Your objective: For the records that follow, return only the count of lines containing the string "energy".

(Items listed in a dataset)
"""
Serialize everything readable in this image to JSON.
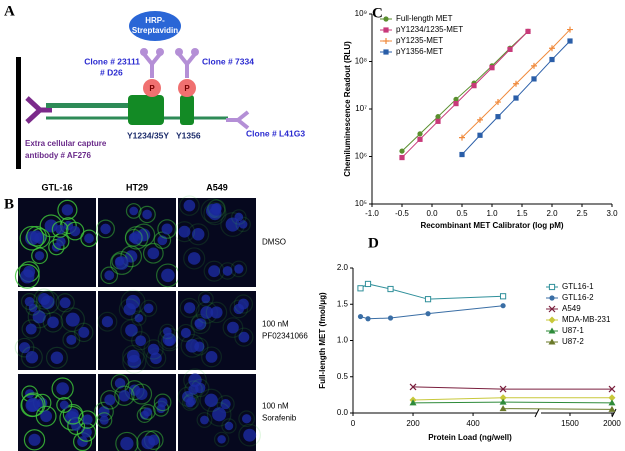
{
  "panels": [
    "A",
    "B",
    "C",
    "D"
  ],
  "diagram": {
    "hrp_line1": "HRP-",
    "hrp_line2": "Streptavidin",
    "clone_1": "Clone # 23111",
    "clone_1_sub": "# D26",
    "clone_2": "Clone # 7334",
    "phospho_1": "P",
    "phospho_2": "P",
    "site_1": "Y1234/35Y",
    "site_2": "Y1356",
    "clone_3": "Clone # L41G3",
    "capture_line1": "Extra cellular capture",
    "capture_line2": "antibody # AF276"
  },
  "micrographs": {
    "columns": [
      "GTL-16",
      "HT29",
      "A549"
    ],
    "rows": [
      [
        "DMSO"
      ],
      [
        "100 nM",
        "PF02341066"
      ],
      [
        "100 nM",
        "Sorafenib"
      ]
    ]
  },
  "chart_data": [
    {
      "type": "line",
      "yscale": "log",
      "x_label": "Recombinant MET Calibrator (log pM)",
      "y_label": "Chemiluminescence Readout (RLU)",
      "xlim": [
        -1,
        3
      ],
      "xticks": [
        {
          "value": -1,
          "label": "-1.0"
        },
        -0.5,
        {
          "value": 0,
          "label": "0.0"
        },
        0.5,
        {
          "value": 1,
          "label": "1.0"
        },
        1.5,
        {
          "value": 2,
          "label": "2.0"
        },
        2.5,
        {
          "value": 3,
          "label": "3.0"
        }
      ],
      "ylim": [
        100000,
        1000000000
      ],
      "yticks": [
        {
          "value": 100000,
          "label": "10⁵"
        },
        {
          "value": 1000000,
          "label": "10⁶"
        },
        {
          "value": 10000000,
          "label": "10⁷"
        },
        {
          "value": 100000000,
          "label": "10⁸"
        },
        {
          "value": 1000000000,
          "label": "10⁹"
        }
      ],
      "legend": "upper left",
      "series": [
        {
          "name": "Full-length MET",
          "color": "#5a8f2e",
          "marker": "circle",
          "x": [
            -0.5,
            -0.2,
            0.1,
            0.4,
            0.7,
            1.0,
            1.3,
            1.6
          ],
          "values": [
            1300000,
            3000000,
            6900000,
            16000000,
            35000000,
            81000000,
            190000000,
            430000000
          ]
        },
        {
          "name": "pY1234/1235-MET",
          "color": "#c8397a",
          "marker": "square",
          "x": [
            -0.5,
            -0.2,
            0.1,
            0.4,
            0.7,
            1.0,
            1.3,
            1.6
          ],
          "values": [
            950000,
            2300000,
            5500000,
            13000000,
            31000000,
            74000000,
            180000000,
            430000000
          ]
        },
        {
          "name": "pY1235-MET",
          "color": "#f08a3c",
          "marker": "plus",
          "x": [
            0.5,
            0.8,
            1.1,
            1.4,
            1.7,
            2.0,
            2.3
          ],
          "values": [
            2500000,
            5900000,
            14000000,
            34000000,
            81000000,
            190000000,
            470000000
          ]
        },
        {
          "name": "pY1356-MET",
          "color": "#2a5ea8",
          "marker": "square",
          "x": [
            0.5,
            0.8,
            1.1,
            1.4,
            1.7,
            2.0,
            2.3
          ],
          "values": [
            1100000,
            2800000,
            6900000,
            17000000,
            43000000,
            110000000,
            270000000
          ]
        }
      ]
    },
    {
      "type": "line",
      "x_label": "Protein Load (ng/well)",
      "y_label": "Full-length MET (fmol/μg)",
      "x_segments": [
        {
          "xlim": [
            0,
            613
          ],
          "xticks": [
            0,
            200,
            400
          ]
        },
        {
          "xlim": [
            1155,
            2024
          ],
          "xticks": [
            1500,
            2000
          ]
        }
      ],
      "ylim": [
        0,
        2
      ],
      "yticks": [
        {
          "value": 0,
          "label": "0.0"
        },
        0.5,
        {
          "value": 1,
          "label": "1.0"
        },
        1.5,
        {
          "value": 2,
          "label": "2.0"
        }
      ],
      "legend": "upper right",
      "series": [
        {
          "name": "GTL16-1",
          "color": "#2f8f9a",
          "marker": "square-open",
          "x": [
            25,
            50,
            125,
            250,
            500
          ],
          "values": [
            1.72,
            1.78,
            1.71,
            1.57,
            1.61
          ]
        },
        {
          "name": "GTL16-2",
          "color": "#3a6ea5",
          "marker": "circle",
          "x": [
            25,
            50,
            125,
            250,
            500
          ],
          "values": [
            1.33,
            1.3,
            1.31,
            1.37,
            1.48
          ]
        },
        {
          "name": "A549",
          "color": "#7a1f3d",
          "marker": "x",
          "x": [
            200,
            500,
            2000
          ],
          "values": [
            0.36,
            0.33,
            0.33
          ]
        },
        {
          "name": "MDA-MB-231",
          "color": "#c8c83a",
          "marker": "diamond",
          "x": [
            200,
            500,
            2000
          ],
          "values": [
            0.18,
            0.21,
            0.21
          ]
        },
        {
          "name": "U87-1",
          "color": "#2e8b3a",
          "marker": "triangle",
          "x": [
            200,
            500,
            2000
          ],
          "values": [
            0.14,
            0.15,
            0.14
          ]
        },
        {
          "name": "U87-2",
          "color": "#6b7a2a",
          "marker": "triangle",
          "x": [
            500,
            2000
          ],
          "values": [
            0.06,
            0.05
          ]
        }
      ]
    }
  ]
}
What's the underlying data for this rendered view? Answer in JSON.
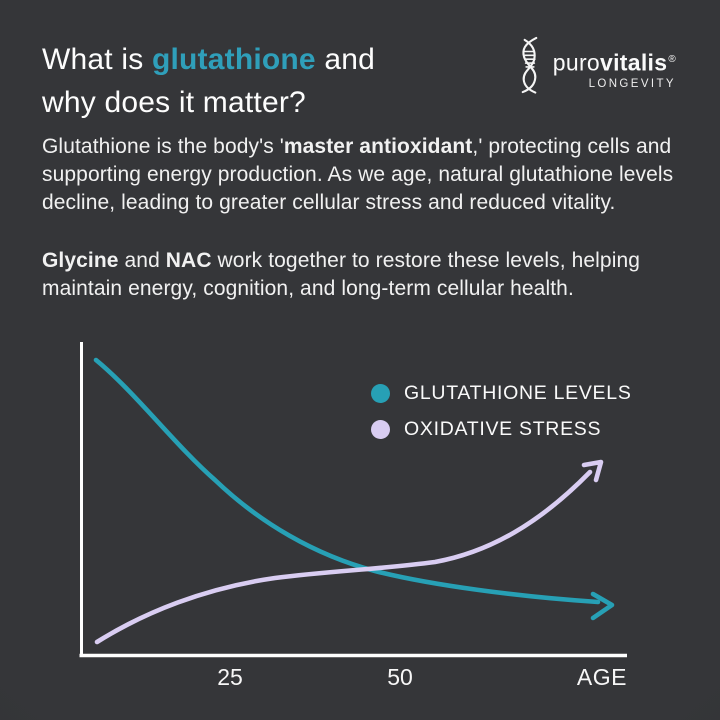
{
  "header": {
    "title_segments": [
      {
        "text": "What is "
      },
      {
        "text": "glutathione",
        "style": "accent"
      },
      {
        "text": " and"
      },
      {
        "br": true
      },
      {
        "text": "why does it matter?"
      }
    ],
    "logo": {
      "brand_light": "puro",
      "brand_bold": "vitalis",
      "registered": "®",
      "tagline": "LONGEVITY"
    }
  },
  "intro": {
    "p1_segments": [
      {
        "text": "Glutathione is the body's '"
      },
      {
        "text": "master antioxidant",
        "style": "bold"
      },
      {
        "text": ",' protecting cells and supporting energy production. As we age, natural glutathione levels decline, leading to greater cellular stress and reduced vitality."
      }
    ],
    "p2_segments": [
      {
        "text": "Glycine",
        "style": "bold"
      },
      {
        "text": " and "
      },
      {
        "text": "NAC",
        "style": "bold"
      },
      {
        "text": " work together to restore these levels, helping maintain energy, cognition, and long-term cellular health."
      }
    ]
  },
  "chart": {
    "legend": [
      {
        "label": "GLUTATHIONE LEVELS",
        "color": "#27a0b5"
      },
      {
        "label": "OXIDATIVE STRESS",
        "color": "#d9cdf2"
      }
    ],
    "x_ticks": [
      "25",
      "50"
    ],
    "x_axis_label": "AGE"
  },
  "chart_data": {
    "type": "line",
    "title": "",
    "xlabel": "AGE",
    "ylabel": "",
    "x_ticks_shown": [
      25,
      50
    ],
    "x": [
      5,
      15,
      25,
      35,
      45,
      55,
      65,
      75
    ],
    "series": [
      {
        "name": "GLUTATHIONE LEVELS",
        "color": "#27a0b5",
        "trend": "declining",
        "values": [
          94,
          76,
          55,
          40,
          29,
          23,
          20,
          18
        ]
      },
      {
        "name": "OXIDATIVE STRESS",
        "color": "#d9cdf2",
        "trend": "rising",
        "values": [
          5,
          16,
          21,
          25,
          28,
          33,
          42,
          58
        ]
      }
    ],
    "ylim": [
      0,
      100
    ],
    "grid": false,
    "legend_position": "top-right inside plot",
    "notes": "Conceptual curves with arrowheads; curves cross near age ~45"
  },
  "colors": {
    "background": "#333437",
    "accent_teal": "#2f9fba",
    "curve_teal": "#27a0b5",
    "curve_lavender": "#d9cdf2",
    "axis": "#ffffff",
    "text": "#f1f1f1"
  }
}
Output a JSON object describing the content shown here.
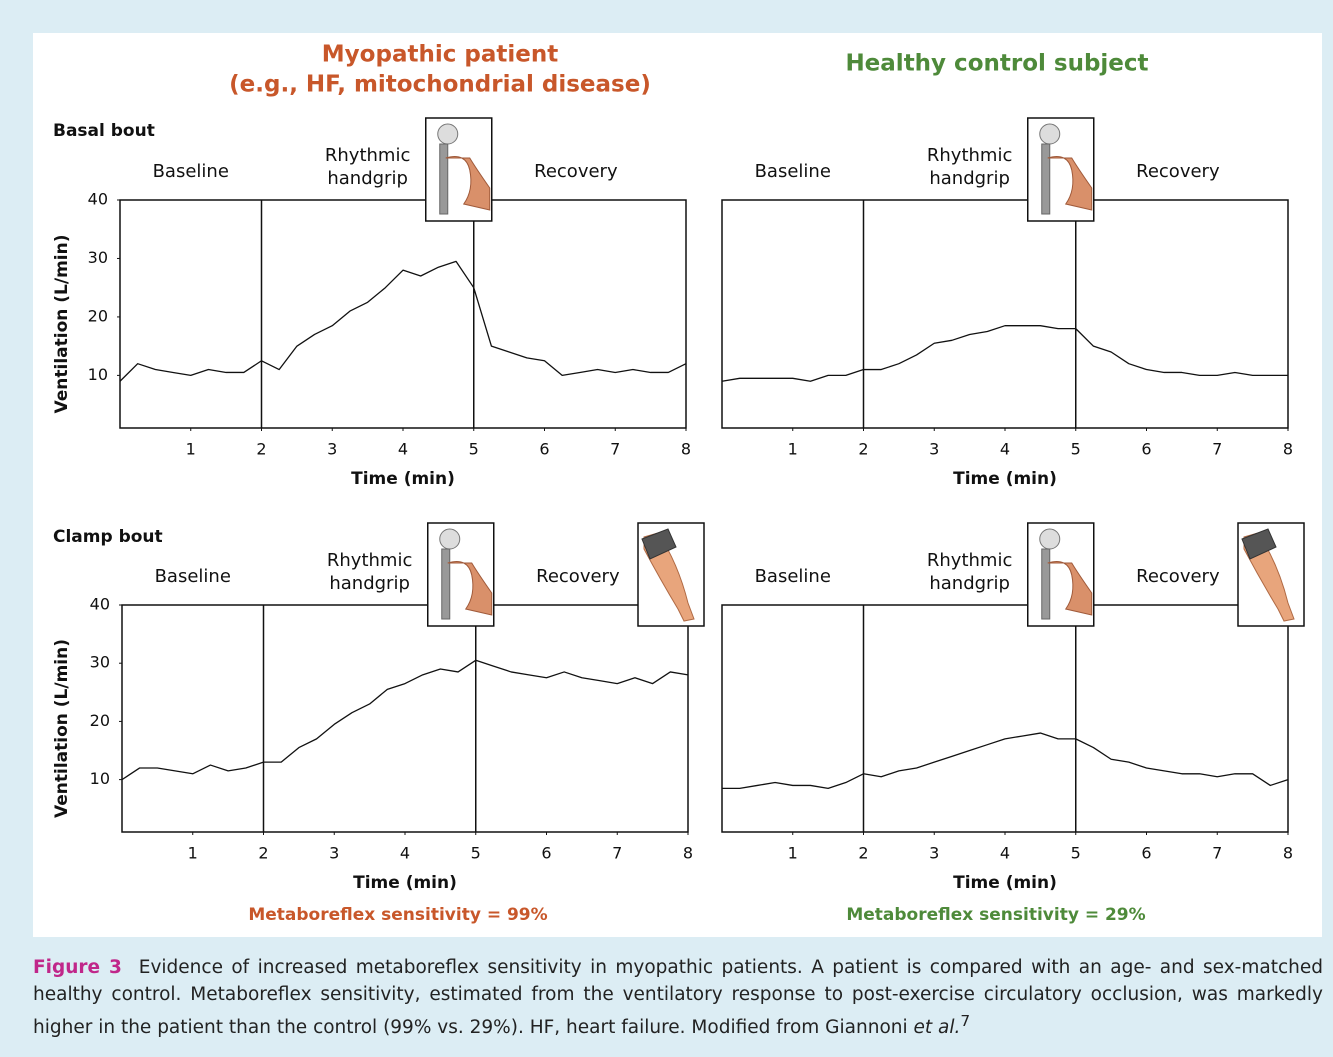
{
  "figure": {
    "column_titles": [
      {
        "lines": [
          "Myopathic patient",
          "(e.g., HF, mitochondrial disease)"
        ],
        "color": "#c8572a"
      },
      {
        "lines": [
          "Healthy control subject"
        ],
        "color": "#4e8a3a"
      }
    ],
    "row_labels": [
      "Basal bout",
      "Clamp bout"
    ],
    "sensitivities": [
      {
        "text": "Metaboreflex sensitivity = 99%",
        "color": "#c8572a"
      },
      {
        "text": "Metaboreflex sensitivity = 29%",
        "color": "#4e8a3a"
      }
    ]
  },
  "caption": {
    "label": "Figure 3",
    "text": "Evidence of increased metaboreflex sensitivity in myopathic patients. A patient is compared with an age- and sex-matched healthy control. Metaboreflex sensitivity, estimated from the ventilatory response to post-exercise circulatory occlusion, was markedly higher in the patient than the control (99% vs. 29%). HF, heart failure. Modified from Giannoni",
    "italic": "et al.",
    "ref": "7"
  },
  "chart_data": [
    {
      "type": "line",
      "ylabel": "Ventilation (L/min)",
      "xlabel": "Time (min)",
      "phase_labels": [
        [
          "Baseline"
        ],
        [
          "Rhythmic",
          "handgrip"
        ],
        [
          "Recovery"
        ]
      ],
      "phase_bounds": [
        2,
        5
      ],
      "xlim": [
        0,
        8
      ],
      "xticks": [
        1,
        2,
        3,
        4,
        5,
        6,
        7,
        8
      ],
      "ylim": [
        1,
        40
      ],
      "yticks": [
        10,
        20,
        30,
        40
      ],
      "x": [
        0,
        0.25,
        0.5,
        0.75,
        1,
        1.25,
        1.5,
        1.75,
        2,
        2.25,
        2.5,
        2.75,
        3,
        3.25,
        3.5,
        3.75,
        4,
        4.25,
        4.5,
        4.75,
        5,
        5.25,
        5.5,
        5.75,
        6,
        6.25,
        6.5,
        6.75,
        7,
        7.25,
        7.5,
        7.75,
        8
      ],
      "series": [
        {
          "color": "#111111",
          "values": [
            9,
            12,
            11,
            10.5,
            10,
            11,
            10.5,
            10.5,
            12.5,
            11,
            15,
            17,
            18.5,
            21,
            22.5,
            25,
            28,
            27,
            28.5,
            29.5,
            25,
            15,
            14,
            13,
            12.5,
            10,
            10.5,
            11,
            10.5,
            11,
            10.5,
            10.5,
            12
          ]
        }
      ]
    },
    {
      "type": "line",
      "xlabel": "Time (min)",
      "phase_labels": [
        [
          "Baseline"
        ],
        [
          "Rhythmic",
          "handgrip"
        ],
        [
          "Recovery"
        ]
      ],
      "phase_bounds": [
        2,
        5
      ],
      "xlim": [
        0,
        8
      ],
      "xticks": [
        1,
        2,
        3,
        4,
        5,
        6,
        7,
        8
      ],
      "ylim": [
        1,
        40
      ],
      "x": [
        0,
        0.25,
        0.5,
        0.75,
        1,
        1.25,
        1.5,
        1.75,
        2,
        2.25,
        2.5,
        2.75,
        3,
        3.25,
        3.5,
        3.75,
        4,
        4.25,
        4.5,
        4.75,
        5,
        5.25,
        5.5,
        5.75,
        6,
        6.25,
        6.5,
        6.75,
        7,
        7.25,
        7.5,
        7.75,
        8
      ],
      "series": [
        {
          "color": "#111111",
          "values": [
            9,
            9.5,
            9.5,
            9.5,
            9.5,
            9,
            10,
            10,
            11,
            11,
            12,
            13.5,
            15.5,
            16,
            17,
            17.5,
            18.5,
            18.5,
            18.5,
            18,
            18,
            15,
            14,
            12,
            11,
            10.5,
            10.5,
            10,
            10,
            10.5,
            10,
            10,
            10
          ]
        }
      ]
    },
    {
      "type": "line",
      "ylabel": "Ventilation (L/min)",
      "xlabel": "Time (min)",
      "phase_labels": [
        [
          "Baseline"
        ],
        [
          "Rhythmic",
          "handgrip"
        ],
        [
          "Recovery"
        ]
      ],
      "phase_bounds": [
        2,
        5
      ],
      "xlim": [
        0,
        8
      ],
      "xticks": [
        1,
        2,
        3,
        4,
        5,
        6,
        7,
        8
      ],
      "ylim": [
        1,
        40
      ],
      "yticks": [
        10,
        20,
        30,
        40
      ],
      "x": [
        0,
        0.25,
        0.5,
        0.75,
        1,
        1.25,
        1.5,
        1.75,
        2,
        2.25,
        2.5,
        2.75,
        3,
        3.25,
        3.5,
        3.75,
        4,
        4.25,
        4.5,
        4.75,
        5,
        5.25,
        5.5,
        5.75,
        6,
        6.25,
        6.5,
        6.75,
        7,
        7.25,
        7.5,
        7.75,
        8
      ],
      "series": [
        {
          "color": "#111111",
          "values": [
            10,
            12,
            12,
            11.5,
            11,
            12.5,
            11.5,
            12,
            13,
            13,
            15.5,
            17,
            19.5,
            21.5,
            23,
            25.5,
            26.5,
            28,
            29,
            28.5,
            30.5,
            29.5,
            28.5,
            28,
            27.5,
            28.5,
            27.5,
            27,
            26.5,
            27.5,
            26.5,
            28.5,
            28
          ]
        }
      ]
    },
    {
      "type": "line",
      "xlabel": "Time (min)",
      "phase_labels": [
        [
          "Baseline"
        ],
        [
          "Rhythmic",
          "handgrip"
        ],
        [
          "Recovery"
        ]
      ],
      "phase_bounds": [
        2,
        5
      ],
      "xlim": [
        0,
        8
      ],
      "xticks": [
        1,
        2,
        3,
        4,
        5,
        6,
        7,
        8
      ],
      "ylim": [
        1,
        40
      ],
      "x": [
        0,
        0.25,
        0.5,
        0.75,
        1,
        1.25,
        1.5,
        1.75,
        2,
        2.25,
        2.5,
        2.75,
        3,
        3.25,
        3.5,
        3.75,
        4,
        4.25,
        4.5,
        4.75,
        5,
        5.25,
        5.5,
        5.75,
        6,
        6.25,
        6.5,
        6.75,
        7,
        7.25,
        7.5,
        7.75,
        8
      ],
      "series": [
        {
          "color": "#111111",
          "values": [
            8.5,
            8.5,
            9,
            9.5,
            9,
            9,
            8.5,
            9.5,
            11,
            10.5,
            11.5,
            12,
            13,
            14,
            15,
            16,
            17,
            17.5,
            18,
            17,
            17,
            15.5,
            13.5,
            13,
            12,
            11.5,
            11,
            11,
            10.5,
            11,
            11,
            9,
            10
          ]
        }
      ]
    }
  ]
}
"""
Exercise result: 2